SOURCE DATA:
* * * * *

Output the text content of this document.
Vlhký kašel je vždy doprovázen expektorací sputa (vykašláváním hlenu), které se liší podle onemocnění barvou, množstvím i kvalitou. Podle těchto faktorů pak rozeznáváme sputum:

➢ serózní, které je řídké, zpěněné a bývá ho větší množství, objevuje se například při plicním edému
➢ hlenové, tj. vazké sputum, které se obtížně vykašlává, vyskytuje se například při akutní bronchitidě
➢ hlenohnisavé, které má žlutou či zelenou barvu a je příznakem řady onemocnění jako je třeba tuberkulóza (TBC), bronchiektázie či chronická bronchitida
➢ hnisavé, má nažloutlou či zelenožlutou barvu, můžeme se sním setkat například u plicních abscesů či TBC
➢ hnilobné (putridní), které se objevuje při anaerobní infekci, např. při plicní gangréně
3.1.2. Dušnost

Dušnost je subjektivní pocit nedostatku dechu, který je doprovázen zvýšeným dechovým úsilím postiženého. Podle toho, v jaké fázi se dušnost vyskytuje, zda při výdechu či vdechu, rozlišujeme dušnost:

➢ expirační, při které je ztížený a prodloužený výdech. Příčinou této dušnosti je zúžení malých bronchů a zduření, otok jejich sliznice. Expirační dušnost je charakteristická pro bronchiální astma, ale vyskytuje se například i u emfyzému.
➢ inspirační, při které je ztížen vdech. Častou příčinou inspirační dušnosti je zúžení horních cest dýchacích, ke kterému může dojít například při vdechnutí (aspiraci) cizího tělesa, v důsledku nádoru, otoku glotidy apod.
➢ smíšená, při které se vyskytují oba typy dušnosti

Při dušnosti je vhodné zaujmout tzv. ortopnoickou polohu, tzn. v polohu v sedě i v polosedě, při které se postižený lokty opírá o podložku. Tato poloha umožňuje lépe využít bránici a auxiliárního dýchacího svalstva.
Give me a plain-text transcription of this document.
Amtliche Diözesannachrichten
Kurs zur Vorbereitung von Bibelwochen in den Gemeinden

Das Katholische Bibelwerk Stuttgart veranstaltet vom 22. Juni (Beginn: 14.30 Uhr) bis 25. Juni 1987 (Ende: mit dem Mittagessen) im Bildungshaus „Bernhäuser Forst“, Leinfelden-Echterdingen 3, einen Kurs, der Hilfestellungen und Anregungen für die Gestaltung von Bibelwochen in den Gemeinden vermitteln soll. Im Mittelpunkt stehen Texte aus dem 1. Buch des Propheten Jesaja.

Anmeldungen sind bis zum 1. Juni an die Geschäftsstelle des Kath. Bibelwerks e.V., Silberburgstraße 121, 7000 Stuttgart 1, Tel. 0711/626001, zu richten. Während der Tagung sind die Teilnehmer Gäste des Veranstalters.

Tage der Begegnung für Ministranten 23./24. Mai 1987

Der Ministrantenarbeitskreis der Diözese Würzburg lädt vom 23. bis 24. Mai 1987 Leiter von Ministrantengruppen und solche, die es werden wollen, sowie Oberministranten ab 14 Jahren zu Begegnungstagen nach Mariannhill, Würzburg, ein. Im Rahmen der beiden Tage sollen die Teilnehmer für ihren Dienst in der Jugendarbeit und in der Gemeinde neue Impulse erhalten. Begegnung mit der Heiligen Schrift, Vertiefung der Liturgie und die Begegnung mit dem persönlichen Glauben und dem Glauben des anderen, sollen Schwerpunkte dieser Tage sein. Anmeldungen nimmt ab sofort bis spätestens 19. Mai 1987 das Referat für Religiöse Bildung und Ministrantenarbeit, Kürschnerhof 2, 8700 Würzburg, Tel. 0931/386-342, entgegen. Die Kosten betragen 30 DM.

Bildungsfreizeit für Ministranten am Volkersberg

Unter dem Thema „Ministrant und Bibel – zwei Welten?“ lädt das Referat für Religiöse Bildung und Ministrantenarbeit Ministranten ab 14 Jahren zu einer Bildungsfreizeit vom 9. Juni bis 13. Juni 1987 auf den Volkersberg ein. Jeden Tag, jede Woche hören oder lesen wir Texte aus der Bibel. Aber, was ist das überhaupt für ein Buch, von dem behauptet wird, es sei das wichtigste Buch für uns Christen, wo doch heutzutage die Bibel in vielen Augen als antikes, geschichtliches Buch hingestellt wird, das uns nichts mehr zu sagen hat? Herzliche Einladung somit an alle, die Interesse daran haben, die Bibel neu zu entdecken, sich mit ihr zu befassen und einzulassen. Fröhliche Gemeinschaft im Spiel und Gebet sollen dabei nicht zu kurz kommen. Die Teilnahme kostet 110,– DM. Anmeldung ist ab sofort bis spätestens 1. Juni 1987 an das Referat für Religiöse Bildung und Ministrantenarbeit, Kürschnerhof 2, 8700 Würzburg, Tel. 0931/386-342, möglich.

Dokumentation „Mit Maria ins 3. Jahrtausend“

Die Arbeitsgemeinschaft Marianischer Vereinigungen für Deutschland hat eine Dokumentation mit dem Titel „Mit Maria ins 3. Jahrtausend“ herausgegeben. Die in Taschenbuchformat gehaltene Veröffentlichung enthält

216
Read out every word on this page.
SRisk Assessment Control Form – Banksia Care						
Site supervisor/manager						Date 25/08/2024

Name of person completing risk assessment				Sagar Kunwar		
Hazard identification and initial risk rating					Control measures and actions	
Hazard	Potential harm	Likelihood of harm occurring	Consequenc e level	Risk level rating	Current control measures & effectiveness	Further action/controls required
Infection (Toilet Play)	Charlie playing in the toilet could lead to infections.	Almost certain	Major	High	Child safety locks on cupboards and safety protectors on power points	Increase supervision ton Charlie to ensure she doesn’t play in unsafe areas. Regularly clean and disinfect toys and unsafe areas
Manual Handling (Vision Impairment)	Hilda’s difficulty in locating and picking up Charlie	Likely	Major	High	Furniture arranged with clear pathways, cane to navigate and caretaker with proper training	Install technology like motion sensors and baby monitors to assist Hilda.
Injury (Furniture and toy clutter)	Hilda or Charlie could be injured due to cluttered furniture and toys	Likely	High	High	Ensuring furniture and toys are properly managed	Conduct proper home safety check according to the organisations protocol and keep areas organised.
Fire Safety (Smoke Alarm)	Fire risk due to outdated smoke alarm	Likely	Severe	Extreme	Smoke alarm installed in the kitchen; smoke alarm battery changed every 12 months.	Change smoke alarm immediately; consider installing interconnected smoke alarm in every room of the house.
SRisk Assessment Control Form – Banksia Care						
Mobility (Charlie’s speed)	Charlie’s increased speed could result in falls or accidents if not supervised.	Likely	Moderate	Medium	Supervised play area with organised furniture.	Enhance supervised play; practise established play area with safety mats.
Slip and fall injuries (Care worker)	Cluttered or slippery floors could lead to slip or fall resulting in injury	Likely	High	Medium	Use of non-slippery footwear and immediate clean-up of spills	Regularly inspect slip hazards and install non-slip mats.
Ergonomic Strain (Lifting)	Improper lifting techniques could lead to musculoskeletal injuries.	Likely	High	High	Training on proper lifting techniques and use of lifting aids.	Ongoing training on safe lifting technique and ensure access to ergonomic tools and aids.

* * * * *

REQUEST: Which lines of the data above contain "rating"? Copy each one.

ANSWER:
Hazard identification and initial risk rating					Control measures and actions	
Hazard	Potential harm	Likelihood of harm occurring	Consequenc e level	Risk level rating	Current control measures & effectiveness	Further action/controls required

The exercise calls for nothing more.